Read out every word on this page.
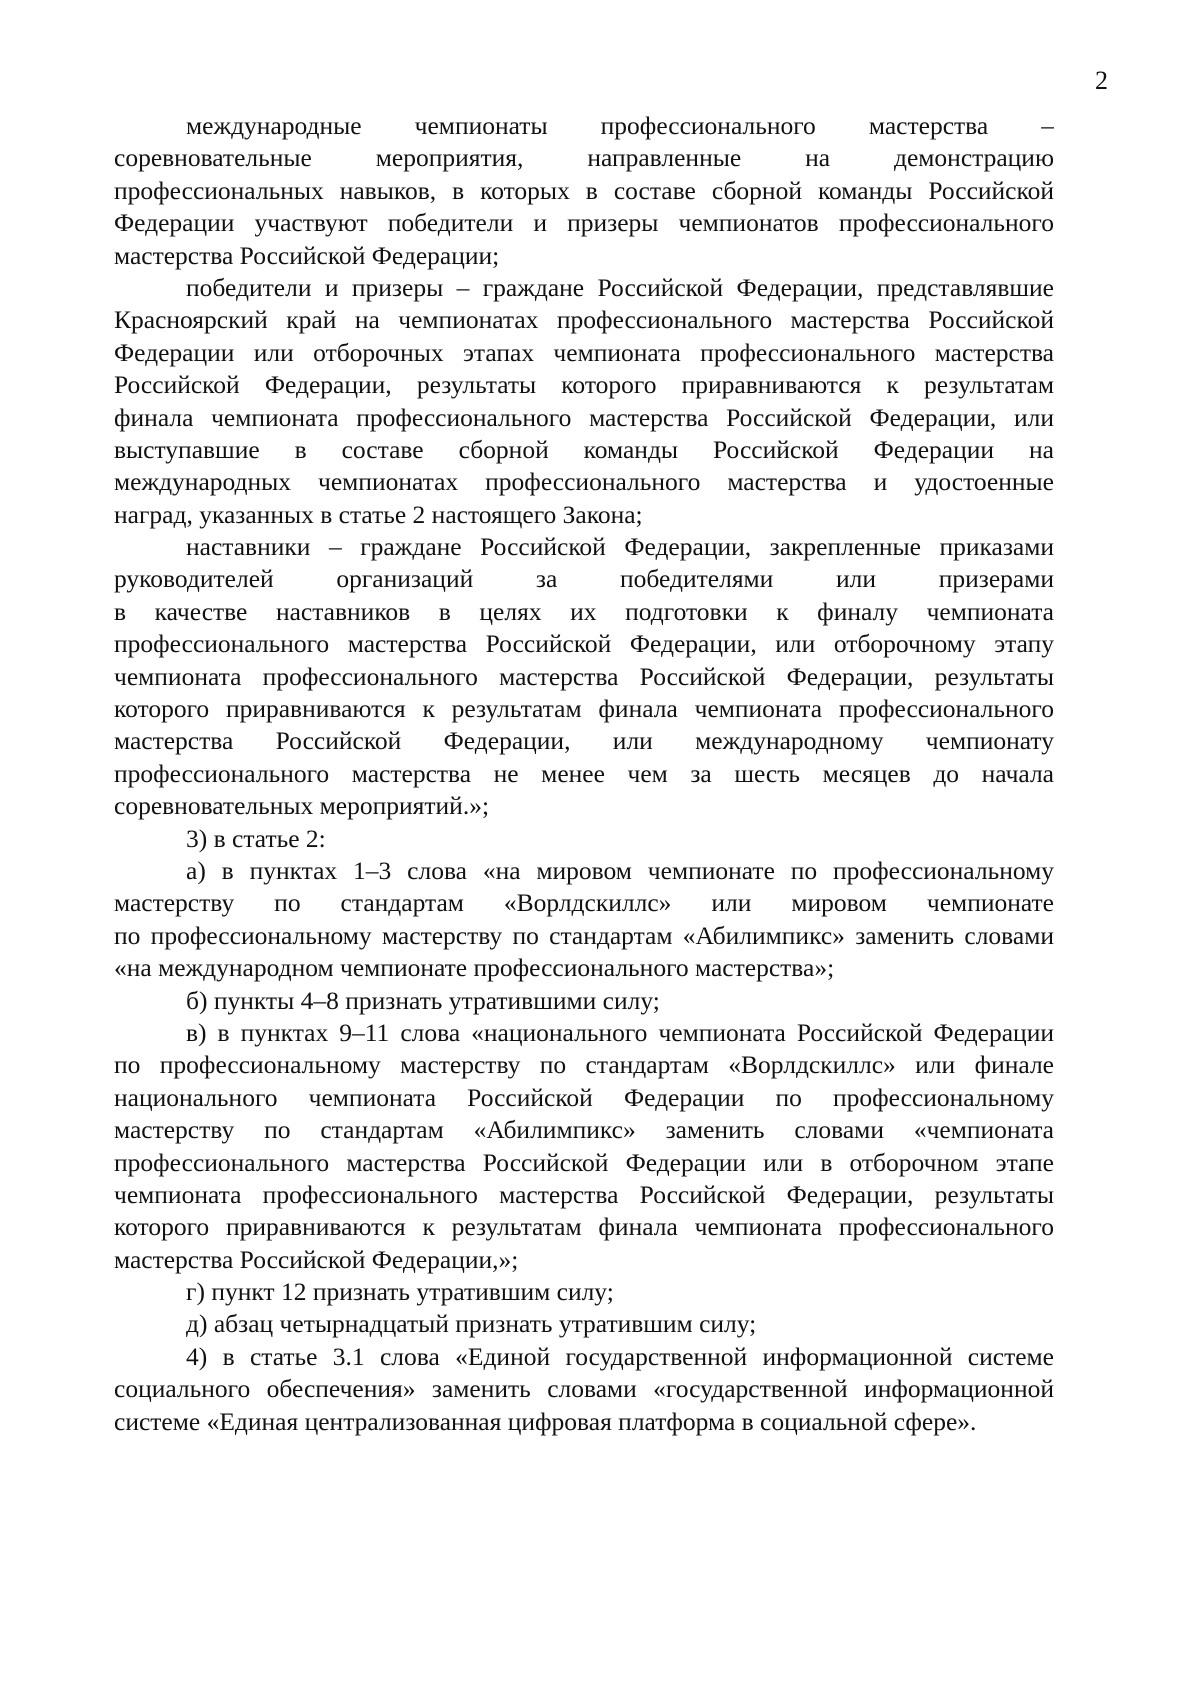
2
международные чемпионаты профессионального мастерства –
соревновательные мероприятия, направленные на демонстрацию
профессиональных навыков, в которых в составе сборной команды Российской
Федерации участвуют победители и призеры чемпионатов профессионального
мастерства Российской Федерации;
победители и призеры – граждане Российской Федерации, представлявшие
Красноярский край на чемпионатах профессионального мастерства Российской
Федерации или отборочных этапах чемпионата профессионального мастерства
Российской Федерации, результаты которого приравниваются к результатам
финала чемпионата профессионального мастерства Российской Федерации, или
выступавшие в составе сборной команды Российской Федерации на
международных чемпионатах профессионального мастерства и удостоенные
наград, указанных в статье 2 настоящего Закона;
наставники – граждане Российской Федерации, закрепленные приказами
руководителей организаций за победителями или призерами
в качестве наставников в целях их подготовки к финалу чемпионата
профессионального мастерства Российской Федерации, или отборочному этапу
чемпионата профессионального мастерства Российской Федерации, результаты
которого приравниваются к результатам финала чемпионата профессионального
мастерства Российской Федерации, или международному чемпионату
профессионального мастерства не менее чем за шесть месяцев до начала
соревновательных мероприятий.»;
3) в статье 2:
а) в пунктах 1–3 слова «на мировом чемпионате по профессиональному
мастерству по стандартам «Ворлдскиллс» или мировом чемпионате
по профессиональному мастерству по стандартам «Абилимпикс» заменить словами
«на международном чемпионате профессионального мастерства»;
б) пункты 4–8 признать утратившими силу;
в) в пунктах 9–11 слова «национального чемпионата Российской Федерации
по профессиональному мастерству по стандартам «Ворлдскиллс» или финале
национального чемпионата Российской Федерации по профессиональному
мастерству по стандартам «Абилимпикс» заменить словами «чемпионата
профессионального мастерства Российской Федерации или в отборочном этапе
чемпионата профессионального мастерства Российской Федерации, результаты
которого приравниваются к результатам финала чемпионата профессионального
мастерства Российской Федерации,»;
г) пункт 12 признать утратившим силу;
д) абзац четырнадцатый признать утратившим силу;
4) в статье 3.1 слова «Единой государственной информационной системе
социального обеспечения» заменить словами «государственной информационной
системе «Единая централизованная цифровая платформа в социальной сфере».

* * *

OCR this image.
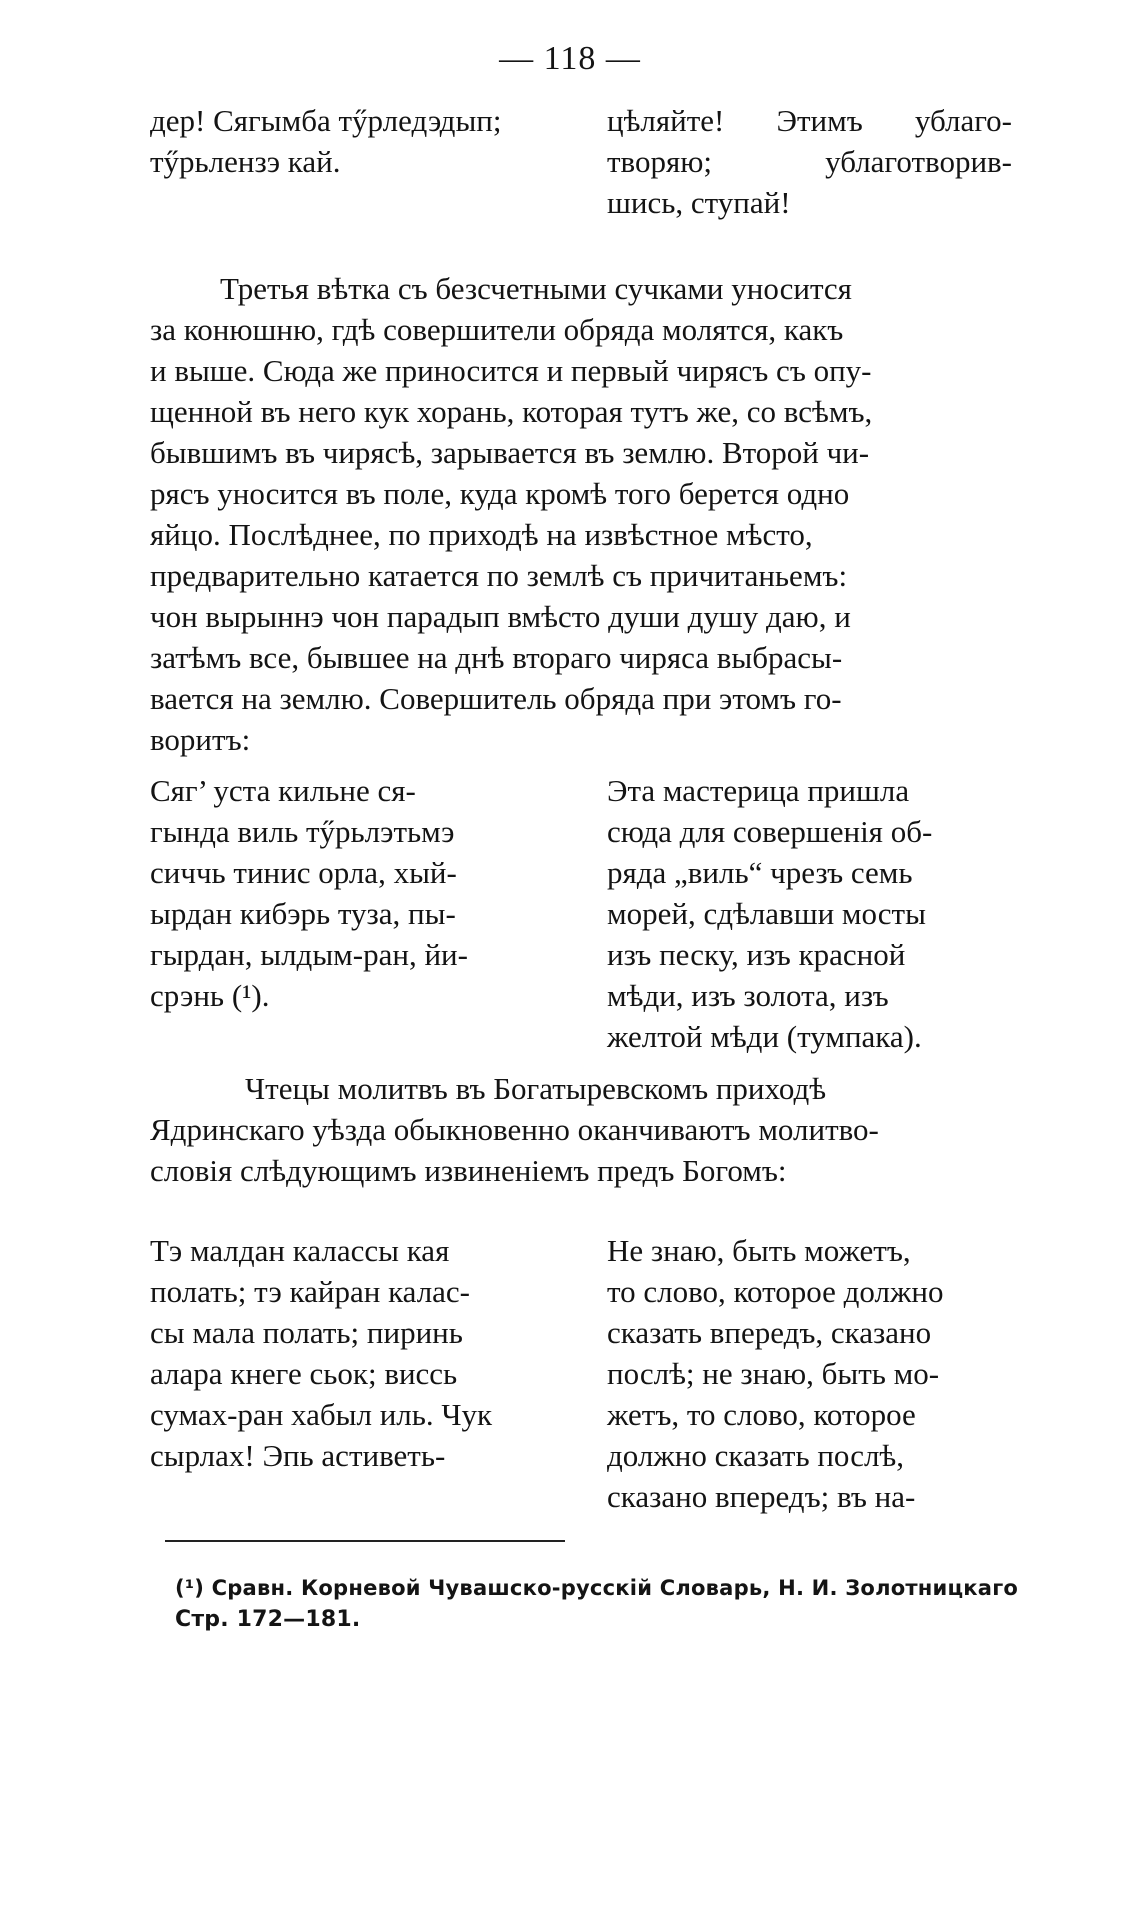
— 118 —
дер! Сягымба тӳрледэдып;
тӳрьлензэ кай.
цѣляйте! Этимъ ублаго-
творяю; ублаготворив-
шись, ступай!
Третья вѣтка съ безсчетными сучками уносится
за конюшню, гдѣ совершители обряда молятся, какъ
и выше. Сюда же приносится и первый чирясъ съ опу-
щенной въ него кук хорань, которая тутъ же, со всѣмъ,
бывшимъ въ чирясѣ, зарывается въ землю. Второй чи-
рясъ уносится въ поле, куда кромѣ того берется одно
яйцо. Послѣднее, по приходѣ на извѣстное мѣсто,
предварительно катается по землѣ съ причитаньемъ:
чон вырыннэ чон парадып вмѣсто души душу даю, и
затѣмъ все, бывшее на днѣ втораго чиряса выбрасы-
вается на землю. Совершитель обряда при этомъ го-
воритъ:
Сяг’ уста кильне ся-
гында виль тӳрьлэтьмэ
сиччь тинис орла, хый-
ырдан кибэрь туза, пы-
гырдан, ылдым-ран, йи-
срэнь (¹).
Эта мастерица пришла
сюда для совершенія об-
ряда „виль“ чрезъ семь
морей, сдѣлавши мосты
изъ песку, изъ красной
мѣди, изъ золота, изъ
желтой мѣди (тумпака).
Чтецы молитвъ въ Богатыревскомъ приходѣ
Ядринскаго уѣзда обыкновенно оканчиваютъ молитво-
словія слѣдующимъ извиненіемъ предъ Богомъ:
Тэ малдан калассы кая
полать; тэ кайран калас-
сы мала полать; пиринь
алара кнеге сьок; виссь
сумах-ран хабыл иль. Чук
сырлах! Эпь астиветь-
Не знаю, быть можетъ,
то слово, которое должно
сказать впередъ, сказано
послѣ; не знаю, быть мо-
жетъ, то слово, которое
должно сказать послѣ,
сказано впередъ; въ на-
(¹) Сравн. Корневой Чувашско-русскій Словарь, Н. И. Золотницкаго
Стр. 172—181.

--

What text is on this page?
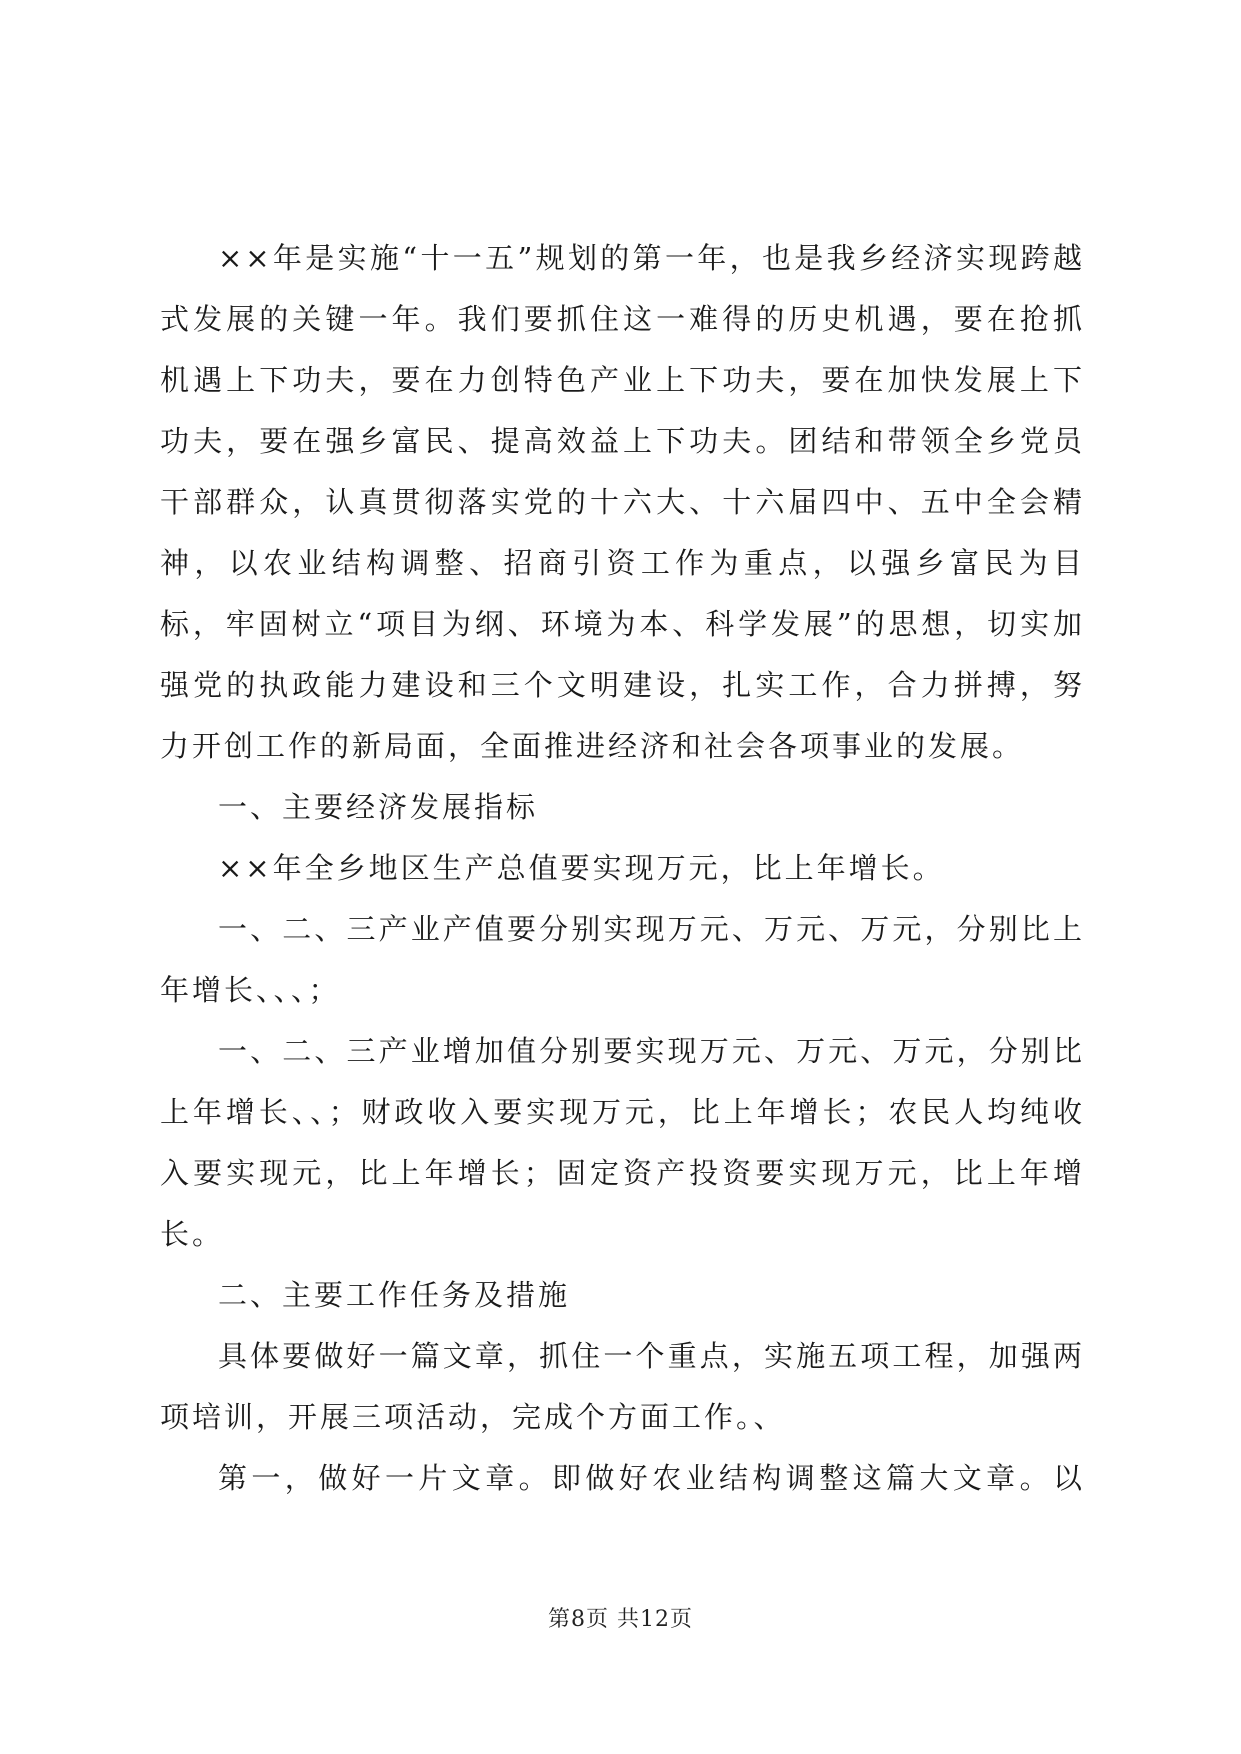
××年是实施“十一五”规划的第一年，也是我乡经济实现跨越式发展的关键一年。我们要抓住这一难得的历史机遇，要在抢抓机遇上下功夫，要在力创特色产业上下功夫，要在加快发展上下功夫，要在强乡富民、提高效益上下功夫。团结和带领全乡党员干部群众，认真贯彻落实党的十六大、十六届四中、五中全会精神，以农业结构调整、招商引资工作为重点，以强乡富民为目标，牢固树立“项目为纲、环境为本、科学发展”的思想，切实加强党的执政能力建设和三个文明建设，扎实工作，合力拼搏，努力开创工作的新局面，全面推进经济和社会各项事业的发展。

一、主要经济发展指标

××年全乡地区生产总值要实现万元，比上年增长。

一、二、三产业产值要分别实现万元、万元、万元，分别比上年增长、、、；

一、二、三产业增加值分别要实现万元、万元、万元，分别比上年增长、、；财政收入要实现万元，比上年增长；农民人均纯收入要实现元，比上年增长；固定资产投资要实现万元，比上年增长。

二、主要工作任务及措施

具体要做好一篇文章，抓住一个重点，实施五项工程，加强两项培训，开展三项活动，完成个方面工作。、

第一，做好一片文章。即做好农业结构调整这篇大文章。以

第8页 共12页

• _EXERCISE OBJECTIVE_
From the data above, show each line that contains "分别比上年增长".

• _ANSWER BELOW_
一、二、三产业产值要分别实现万元、万元、万元，分别比上年增长、、、；
一、二、三产业增加值分别要实现万元、万元、万元，分别比上年增长、、；财政收入要实现万元，比上年增长；农民人均纯收入要实现元，比上年增长；固定资产投资要实现万元，比上年增长。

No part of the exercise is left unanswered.